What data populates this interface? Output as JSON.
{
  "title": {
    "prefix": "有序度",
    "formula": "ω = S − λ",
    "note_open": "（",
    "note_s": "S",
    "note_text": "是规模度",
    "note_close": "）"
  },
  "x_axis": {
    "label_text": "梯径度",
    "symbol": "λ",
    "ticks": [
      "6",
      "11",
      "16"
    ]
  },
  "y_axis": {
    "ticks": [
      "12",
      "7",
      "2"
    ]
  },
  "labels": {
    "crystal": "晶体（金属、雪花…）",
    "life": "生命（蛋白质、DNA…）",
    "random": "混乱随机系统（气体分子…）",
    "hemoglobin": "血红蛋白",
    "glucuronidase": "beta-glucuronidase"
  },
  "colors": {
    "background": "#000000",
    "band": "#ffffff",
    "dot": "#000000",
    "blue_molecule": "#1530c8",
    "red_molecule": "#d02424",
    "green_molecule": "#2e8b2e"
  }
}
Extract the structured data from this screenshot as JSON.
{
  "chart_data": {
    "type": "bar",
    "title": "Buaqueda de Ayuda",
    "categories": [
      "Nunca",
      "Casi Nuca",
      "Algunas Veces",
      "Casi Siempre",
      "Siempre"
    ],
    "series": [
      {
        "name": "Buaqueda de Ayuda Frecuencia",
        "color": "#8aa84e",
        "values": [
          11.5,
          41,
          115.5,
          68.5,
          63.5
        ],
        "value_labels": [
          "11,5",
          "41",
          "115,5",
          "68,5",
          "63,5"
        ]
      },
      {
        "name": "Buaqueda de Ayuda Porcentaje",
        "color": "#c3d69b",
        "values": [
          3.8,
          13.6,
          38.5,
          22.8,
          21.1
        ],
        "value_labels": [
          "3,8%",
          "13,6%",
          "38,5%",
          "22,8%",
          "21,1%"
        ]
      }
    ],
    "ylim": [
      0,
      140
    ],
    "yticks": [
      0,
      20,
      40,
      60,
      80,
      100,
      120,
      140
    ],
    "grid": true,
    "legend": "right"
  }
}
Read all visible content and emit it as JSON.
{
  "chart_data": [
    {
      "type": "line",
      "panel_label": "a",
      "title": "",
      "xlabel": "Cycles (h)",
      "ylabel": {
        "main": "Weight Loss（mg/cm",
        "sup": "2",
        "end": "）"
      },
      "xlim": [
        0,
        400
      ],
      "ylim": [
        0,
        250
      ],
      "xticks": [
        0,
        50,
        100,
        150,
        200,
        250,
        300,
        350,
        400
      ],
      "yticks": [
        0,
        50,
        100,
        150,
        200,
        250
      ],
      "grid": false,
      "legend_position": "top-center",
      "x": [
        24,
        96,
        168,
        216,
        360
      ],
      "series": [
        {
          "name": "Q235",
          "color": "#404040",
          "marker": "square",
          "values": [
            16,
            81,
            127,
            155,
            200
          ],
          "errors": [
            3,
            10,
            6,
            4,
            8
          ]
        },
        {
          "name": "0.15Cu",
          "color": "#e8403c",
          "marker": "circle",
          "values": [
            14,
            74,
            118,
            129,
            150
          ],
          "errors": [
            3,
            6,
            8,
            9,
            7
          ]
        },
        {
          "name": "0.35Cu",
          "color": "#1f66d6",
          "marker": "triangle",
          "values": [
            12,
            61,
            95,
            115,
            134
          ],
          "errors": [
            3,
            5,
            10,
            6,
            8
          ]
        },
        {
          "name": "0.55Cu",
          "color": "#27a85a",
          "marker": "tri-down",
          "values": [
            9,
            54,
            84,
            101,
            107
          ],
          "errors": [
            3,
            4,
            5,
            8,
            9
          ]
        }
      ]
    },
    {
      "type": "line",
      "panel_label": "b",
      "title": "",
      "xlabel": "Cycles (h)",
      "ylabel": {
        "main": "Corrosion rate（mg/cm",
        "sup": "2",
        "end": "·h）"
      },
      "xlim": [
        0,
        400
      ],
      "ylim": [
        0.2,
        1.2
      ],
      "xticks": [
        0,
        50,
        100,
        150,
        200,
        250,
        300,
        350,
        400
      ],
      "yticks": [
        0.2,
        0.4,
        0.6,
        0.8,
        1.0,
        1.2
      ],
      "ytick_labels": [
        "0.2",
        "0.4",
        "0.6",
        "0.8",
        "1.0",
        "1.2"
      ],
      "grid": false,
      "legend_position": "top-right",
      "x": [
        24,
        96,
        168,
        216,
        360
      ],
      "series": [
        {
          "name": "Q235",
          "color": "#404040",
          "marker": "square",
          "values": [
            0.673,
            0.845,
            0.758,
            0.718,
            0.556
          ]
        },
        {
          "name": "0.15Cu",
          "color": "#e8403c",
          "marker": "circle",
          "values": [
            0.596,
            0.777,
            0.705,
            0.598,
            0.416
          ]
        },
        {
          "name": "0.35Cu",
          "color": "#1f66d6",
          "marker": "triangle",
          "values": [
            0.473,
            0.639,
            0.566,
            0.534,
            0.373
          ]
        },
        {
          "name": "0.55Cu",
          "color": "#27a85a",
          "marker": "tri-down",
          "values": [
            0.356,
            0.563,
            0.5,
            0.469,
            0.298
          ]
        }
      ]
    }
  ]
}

★ ★ ★ ★ ★

**EXERCISE DESCRIPTION**
Report each line in the preceding entries that holds the string "right".

**ANSWER TO THIS TASK**
    "legend": "right"
      "legend_position": "top-right",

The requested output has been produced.